• [PROBLEM]: Write the material out again in full, exactly.

• [EXTRACTED MATERIAL]:
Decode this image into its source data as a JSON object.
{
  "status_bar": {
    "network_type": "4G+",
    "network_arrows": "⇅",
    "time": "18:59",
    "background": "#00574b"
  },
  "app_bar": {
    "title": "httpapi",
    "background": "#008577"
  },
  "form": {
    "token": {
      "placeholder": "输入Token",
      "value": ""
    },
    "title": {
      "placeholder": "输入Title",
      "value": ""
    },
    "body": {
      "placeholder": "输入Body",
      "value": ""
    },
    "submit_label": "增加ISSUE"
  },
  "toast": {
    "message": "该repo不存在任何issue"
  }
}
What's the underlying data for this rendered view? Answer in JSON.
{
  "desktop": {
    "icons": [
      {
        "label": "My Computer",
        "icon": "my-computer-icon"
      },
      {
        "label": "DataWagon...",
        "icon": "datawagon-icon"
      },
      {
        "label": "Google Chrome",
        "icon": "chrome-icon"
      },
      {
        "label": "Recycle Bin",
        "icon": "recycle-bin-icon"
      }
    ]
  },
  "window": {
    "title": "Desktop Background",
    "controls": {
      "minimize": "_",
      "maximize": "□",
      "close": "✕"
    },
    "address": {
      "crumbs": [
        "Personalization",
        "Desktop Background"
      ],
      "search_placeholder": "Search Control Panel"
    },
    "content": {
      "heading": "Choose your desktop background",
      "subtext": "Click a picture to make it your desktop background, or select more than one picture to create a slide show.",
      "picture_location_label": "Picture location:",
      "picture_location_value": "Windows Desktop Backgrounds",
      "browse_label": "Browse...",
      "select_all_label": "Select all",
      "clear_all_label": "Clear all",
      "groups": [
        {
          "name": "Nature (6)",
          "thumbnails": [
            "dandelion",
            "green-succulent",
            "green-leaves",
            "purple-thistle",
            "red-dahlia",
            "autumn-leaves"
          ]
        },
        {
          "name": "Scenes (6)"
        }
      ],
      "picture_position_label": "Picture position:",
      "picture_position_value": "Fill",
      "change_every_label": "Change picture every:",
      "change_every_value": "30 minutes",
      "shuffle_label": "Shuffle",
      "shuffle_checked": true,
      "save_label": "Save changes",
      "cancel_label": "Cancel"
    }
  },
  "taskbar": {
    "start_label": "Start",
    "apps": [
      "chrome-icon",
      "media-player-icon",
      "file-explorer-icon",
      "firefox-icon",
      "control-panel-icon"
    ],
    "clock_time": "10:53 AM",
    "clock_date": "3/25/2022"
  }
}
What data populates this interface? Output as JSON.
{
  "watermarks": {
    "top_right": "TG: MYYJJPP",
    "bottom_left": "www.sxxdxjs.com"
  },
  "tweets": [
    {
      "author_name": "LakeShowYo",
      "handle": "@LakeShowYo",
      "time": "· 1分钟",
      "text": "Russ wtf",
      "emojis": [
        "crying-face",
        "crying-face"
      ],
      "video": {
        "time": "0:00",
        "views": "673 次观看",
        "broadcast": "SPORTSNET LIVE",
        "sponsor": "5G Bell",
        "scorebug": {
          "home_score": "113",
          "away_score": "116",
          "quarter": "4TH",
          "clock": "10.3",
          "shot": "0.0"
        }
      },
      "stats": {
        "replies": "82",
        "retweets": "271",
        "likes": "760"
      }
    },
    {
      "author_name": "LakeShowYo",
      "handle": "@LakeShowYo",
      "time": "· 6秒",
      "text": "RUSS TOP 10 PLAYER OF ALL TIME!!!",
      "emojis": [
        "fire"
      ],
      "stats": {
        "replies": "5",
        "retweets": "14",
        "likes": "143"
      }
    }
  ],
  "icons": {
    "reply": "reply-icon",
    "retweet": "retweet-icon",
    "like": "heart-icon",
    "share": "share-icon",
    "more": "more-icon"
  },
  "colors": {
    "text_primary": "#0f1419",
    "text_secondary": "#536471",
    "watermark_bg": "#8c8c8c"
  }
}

• [RESULT]:
Decode this image into its source data as a JSON object.
{
  "status_bar": {
    "network_type": "4G+",
    "network_arrows": "⇅",
    "time": "18:59",
    "background": "#00574b"
  },
  "app_bar": {
    "title": "httpapi",
    "background": "#008577"
  },
  "form": {
    "token": {
      "placeholder": "输入Token",
      "value": ""
    },
    "title": {
      "placeholder": "输入Title",
      "value": ""
    },
    "body": {
      "placeholder": "输入Body",
      "value": ""
    },
    "submit_label": "增加ISSUE"
  },
  "toast": {
    "message": "该repo不存在任何issue"
  }
}
What's the underlying data for this rendered view? Answer in JSON.
{
  "desktop": {
    "icons": [
      {
        "label": "My Computer",
        "icon": "my-computer-icon"
      },
      {
        "label": "DataWagon...",
        "icon": "datawagon-icon"
      },
      {
        "label": "Google Chrome",
        "icon": "chrome-icon"
      },
      {
        "label": "Recycle Bin",
        "icon": "recycle-bin-icon"
      }
    ]
  },
  "window": {
    "title": "Desktop Background",
    "controls": {
      "minimize": "_",
      "maximize": "□",
      "close": "✕"
    },
    "address": {
      "crumbs": [
        "Personalization",
        "Desktop Background"
      ],
      "search_placeholder": "Search Control Panel"
    },
    "content": {
      "heading": "Choose your desktop background",
      "subtext": "Click a picture to make it your desktop background, or select more than one picture to create a slide show.",
      "picture_location_label": "Picture location:",
      "picture_location_value": "Windows Desktop Backgrounds",
      "browse_label": "Browse...",
      "select_all_label": "Select all",
      "clear_all_label": "Clear all",
      "groups": [
        {
          "name": "Nature (6)",
          "thumbnails": [
            "dandelion",
            "green-succulent",
            "green-leaves",
            "purple-thistle",
            "red-dahlia",
            "autumn-leaves"
          ]
        },
        {
          "name": "Scenes (6)"
        }
      ],
      "picture_position_label": "Picture position:",
      "picture_position_value": "Fill",
      "change_every_label": "Change picture every:",
      "change_every_value": "30 minutes",
      "shuffle_label": "Shuffle",
      "shuffle_checked": true,
      "save_label": "Save changes",
      "cancel_label": "Cancel"
    }
  },
  "taskbar": {
    "start_label": "Start",
    "apps": [
      "chrome-icon",
      "media-player-icon",
      "file-explorer-icon",
      "firefox-icon",
      "control-panel-icon"
    ],
    "clock_time": "10:53 AM",
    "clock_date": "3/25/2022"
  }
}
What data populates this interface? Output as JSON.
{
  "watermarks": {
    "top_right": "TG: MYYJJPP",
    "bottom_left": "www.sxxdxjs.com"
  },
  "tweets": [
    {
      "author_name": "LakeShowYo",
      "handle": "@LakeShowYo",
      "time": "· 1分钟",
      "text": "Russ wtf",
      "emojis": [
        "crying-face",
        "crying-face"
      ],
      "video": {
        "time": "0:00",
        "views": "673 次观看",
        "broadcast": "SPORTSNET LIVE",
        "sponsor": "5G Bell",
        "scorebug": {
          "home_score": "113",
          "away_score": "116",
          "quarter": "4TH",
          "clock": "10.3",
          "shot": "0.0"
        }
      },
      "stats": {
        "replies": "82",
        "retweets": "271",
        "likes": "760"
      }
    },
    {
      "author_name": "LakeShowYo",
      "handle": "@LakeShowYo",
      "time": "· 6秒",
      "text": "RUSS TOP 10 PLAYER OF ALL TIME!!!",
      "emojis": [
        "fire"
      ],
      "stats": {
        "replies": "5",
        "retweets": "14",
        "likes": "143"
      }
    }
  ],
  "icons": {
    "reply": "reply-icon",
    "retweet": "retweet-icon",
    "like": "heart-icon",
    "share": "share-icon",
    "more": "more-icon"
  },
  "colors": {
    "text_primary": "#0f1419",
    "text_secondary": "#536471",
    "watermark_bg": "#8c8c8c"
  }
}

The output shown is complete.